- [Directions]: Look through the material below for "color". Copy every line that contains it.

- [Raw records]:
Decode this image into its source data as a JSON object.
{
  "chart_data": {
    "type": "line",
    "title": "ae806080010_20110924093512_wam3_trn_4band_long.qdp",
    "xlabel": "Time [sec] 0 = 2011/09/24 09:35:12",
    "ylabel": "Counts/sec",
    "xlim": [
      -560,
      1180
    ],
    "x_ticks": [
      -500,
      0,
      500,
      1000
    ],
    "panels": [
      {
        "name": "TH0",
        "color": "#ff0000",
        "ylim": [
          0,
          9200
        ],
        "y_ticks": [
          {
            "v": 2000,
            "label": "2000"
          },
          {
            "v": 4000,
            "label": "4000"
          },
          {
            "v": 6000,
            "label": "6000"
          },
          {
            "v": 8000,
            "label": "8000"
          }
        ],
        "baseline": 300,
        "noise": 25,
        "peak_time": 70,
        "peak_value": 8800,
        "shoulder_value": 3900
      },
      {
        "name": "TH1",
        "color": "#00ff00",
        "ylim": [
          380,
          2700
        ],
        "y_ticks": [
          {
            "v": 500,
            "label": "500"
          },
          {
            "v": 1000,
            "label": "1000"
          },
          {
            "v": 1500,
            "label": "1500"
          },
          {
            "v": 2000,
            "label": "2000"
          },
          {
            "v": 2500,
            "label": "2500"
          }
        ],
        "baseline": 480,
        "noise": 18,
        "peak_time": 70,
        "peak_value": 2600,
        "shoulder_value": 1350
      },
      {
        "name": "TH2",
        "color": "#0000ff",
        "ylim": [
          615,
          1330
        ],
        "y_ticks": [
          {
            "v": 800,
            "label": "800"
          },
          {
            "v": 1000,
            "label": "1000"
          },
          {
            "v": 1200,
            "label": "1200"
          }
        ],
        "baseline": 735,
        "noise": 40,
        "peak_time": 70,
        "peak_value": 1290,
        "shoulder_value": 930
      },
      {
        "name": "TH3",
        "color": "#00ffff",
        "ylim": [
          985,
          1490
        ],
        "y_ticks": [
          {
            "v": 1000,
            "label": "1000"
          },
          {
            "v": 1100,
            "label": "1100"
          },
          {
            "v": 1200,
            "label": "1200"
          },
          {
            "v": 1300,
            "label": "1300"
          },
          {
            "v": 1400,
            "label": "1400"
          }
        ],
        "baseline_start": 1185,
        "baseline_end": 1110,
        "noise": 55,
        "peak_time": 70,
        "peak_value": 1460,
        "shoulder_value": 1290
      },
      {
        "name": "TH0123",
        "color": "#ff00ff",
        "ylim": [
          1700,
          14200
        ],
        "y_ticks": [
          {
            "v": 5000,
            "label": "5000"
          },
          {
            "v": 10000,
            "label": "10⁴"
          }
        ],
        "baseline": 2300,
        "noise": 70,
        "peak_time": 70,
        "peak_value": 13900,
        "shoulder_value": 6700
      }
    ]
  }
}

- [Reply]:
        "color": "#ff0000",
        "color": "#00ff00",
        "color": "#0000ff",
        "color": "#00ffff",
        "color": "#ff00ff",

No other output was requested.